* [Request]: Every record below should be printed exactly as given.

• • • • •

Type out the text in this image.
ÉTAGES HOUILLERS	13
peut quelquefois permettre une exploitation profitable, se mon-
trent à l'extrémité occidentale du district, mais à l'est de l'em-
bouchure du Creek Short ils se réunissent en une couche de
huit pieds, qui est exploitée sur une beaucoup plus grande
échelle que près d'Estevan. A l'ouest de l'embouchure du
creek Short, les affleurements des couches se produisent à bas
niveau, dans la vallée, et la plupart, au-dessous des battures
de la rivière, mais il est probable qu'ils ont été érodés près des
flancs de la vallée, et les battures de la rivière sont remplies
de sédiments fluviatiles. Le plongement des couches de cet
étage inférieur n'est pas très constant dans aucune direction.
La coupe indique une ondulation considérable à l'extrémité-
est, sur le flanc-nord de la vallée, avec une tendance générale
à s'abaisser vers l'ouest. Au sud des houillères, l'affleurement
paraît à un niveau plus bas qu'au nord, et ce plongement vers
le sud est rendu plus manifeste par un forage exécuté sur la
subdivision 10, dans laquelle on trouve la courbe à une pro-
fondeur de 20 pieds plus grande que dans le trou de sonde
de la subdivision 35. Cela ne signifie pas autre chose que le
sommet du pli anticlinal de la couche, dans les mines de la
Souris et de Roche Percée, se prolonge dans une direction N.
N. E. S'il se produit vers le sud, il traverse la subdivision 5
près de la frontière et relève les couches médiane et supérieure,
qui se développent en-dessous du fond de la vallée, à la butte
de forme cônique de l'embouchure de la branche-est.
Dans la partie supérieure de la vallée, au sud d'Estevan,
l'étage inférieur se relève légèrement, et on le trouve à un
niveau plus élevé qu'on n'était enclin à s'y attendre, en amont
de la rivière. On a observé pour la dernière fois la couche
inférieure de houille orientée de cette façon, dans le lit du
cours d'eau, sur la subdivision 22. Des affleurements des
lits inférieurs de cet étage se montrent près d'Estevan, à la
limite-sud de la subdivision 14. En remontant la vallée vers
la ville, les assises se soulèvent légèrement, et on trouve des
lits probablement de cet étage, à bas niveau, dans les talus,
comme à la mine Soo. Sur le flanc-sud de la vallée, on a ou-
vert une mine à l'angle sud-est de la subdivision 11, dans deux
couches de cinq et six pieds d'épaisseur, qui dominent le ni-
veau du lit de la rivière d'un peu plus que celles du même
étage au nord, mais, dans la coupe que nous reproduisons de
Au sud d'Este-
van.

• • • • •

* [Written solution]:
Type out the text in this image.
ÉTAGES HOUILLERS	13
peut quelquefois permettre une exploitation profitable, se mon-
trent à l'extrémité occidentale du district, mais à l'est de l'em-
bouchure du Creek Short ils se réunissent en une couche de
huit pieds, qui est exploitée sur une beaucoup plus grande
échelle que près d'Estevan. A l'ouest de l'embouchure du
creek Short, les affleurements des couches se produisent à bas
niveau, dans la vallée, et la plupart, au-dessous des battures
de la rivière, mais il est probable qu'ils ont été érodés près des
flancs de la vallée, et les battures de la rivière sont remplies
de sédiments fluviatiles. Le plongement des couches de cet
étage inférieur n'est pas très constant dans aucune direction.
La coupe indique une ondulation considérable à l'extrémité-
est, sur le flanc-nord de la vallée, avec une tendance générale
à s'abaisser vers l'ouest. Au sud des houillères, l'affleurement
paraît à un niveau plus bas qu'au nord, et ce plongement vers
le sud est rendu plus manifeste par un forage exécuté sur la
subdivision 10, dans laquelle on trouve la courbe à une pro-
fondeur de 20 pieds plus grande que dans le trou de sonde
de la subdivision 35. Cela ne signifie pas autre chose que le
sommet du pli anticlinal de la couche, dans les mines de la
Souris et de Roche Percée, se prolonge dans une direction N.
N. E. S'il se produit vers le sud, il traverse la subdivision 5
près de la frontière et relève les couches médiane et supérieure,
qui se développent en-dessous du fond de la vallée, à la butte
de forme cônique de l'embouchure de la branche-est.
Dans la partie supérieure de la vallée, au sud d'Estevan,
l'étage inférieur se relève légèrement, et on le trouve à un
niveau plus élevé qu'on n'était enclin à s'y attendre, en amont
de la rivière. On a observé pour la dernière fois la couche
inférieure de houille orientée de cette façon, dans le lit du
cours d'eau, sur la subdivision 22. Des affleurements des
lits inférieurs de cet étage se montrent près d'Estevan, à la
limite-sud de la subdivision 14. En remontant la vallée vers
la ville, les assises se soulèvent légèrement, et on trouve des
lits probablement de cet étage, à bas niveau, dans les talus,
comme à la mine Soo. Sur le flanc-sud de la vallée, on a ou-
vert une mine à l'angle sud-est de la subdivision 11, dans deux
couches de cinq et six pieds d'épaisseur, qui dominent le ni-
veau du lit de la rivière d'un peu plus que celles du même
étage au nord, mais, dans la coupe que nous reproduisons de
Au sud d'Este-
van.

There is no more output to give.